*Task*
Search the listing for the string "включают" and copy every line that contains it.

*Working data*
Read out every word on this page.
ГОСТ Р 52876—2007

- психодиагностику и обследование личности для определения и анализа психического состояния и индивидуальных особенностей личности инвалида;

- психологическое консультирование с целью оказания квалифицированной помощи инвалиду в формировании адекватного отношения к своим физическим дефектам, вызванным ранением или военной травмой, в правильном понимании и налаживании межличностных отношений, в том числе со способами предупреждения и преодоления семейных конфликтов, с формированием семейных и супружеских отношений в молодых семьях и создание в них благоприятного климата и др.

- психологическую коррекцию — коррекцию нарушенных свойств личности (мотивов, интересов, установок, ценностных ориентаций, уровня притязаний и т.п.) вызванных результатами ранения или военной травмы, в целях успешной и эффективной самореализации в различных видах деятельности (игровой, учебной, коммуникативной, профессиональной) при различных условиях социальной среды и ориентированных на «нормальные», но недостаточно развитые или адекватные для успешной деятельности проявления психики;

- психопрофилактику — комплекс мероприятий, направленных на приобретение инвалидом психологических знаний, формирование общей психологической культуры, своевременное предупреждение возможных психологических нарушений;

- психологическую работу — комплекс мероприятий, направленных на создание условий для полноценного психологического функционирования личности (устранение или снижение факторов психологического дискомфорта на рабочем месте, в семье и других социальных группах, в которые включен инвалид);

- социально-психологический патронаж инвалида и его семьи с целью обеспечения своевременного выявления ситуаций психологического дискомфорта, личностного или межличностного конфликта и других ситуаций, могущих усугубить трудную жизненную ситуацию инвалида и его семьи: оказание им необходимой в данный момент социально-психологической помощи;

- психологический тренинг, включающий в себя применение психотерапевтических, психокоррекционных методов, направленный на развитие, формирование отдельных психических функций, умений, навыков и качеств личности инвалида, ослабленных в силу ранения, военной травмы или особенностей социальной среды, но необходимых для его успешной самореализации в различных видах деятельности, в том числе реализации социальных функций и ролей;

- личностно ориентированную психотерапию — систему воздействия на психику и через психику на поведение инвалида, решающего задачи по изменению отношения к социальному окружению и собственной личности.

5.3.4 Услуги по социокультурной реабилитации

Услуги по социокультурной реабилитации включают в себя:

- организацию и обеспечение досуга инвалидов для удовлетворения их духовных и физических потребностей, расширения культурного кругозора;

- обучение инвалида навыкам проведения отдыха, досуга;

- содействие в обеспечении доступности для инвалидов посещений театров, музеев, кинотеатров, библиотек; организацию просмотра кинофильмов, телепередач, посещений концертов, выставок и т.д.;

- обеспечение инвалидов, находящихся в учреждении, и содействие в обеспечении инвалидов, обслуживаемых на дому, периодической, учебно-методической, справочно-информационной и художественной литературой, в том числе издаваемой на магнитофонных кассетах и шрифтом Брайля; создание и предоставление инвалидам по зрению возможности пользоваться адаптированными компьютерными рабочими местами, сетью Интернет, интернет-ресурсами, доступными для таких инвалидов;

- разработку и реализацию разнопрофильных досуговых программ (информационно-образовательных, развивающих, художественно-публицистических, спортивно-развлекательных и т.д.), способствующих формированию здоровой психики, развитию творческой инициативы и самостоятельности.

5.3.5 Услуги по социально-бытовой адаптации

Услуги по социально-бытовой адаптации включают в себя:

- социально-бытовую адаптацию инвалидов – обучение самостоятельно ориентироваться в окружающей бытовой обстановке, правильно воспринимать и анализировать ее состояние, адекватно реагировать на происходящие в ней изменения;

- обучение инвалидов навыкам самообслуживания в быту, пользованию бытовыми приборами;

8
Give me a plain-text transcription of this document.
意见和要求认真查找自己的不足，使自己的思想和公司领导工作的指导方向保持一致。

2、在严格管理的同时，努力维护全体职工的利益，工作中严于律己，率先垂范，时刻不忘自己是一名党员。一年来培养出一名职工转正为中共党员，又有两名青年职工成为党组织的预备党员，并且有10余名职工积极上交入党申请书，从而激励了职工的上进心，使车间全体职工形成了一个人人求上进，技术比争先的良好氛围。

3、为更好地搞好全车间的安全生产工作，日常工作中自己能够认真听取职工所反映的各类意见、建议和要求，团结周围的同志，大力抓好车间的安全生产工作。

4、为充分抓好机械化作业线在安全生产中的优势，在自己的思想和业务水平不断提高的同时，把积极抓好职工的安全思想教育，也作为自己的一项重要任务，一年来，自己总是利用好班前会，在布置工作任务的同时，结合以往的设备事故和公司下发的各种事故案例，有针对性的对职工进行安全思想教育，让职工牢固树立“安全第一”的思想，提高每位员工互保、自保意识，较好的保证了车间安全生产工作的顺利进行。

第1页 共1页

*Complete answer*
Услуги по социокультурной реабилитации включают в себя:
Услуги по социально-бытовой адаптации включают в себя:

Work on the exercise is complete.